## TASK REQUIREMENTS
Leave out the pictures; transcribe all else exactly.

[Records contained in a dataset]
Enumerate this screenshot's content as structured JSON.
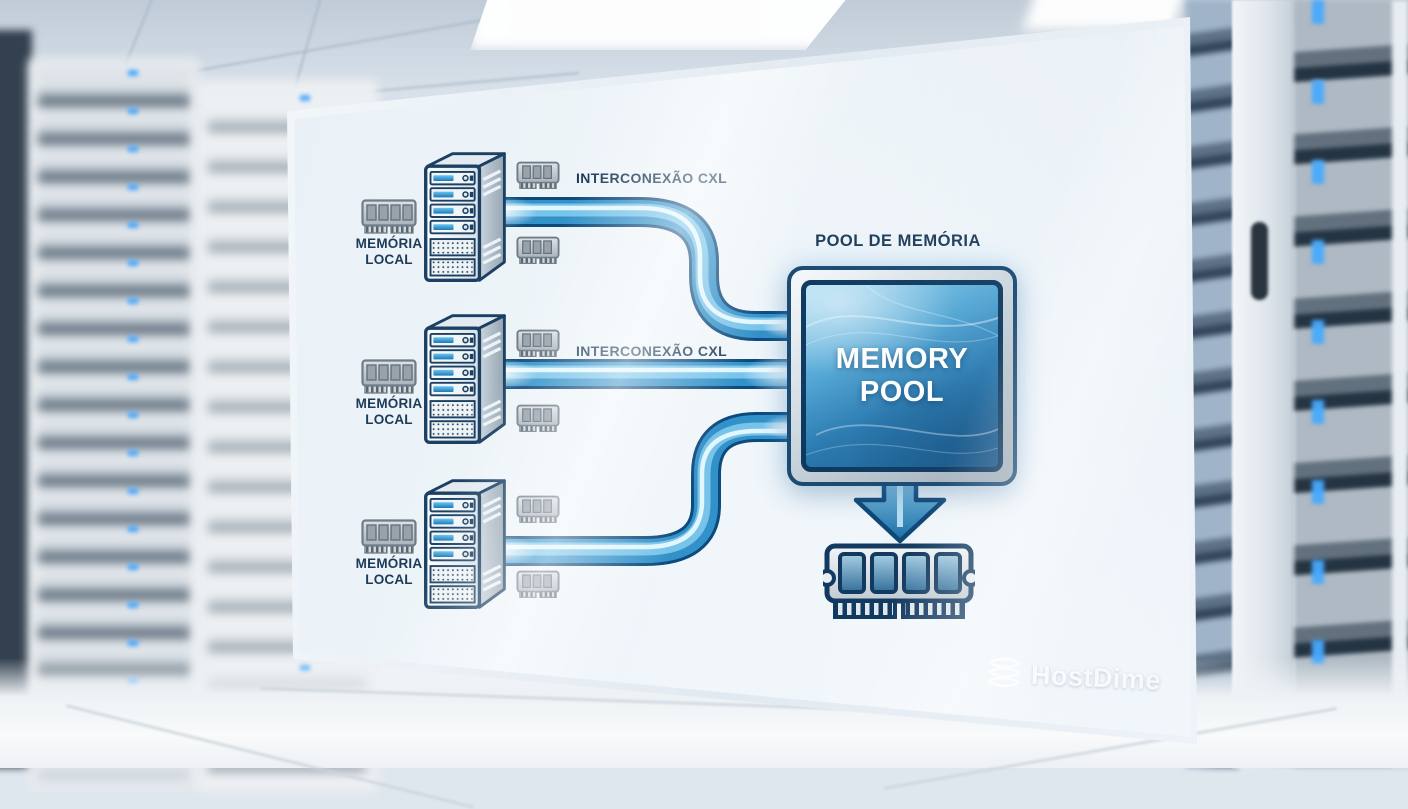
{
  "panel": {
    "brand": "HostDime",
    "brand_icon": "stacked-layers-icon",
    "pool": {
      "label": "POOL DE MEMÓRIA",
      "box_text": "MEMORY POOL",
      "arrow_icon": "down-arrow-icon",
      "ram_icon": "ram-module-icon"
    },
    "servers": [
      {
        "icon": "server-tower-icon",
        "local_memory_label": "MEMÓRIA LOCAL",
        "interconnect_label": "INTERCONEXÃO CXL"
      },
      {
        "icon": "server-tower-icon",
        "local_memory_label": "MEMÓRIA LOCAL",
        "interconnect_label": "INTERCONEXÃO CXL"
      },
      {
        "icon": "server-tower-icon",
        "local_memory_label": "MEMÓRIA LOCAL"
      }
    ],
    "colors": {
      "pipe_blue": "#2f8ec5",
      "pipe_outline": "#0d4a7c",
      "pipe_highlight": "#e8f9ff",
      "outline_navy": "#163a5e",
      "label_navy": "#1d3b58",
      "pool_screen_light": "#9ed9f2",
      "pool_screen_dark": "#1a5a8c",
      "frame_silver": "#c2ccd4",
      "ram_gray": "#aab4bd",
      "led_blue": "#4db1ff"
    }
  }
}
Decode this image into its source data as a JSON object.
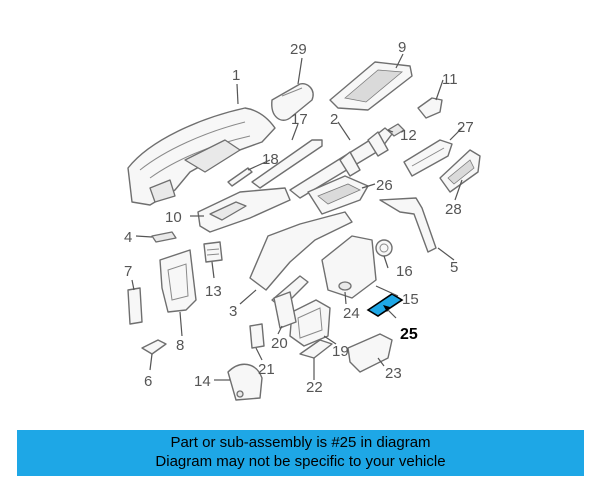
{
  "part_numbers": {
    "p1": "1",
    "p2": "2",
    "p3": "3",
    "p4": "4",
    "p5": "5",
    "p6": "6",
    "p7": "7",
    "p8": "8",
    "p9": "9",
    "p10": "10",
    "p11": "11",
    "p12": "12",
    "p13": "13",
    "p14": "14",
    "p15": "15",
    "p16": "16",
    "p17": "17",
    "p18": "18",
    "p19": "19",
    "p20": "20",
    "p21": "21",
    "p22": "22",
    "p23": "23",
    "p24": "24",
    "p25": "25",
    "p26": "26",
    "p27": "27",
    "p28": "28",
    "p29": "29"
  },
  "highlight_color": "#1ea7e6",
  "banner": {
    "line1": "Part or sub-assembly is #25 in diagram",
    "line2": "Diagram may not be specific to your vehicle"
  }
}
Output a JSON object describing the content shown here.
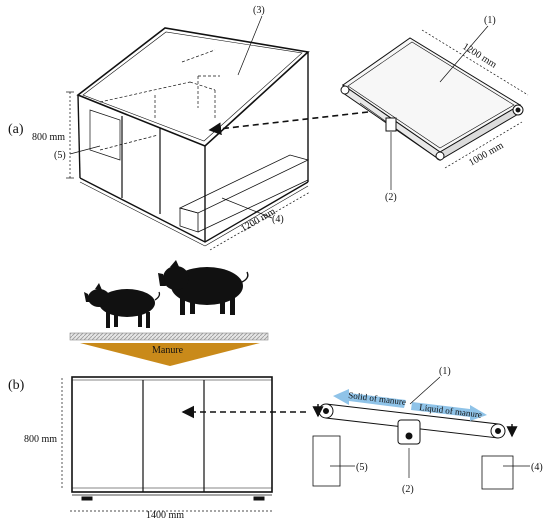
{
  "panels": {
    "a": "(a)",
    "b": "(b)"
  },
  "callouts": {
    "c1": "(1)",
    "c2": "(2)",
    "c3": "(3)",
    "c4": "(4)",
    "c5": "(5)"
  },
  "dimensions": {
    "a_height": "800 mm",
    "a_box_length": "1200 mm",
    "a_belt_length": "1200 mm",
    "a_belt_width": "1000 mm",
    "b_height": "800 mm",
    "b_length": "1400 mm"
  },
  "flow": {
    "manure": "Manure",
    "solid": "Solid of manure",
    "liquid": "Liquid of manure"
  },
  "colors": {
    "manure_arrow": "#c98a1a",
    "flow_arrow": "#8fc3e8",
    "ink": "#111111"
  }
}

## SOLUTION FOR THIS EXERCISE
Enumerate this screenshot's content as structured JSON.
{
  "panel": {
    "brand": "HostDime",
    "brand_icon": "stacked-layers-icon",
    "pool": {
      "label": "POOL DE MEMÓRIA",
      "box_text": "MEMORY POOL",
      "arrow_icon": "down-arrow-icon",
      "ram_icon": "ram-module-icon"
    },
    "servers": [
      {
        "icon": "server-tower-icon",
        "local_memory_label": "MEMÓRIA LOCAL",
        "interconnect_label": "INTERCONEXÃO CXL"
      },
      {
        "icon": "server-tower-icon",
        "local_memory_label": "MEMÓRIA LOCAL",
        "interconnect_label": "INTERCONEXÃO CXL"
      },
      {
        "icon": "server-tower-icon",
        "local_memory_label": "MEMÓRIA LOCAL"
      }
    ],
    "colors": {
      "pipe_blue": "#2f8ec5",
      "pipe_outline": "#0d4a7c",
      "pipe_highlight": "#e8f9ff",
      "outline_navy": "#163a5e",
      "label_navy": "#1d3b58",
      "pool_screen_light": "#9ed9f2",
      "pool_screen_dark": "#1a5a8c",
      "frame_silver": "#c2ccd4",
      "ram_gray": "#aab4bd",
      "led_blue": "#4db1ff"
    }
  }
}
Decode this image into its source data as a JSON object.
{
  "part_numbers": {
    "p1": "1",
    "p2": "2",
    "p3": "3",
    "p4": "4",
    "p5": "5",
    "p6": "6",
    "p7": "7",
    "p8": "8",
    "p9": "9",
    "p10": "10",
    "p11": "11",
    "p12": "12",
    "p13": "13",
    "p14": "14",
    "p15": "15",
    "p16": "16",
    "p17": "17",
    "p18": "18",
    "p19": "19",
    "p20": "20",
    "p21": "21",
    "p22": "22",
    "p23": "23",
    "p24": "24",
    "p25": "25",
    "p26": "26",
    "p27": "27",
    "p28": "28",
    "p29": "29"
  },
  "highlight_color": "#1ea7e6",
  "banner": {
    "line1": "Part or sub-assembly is #25 in diagram",
    "line2": "Diagram may not be specific to your vehicle"
  }
}
Output a JSON object describing the content shown here.
{
  "panels": {
    "a": "(a)",
    "b": "(b)"
  },
  "callouts": {
    "c1": "(1)",
    "c2": "(2)",
    "c3": "(3)",
    "c4": "(4)",
    "c5": "(5)"
  },
  "dimensions": {
    "a_height": "800 mm",
    "a_box_length": "1200 mm",
    "a_belt_length": "1200 mm",
    "a_belt_width": "1000 mm",
    "b_height": "800 mm",
    "b_length": "1400 mm"
  },
  "flow": {
    "manure": "Manure",
    "solid": "Solid of manure",
    "liquid": "Liquid of manure"
  },
  "colors": {
    "manure_arrow": "#c98a1a",
    "flow_arrow": "#8fc3e8",
    "ink": "#111111"
  }
}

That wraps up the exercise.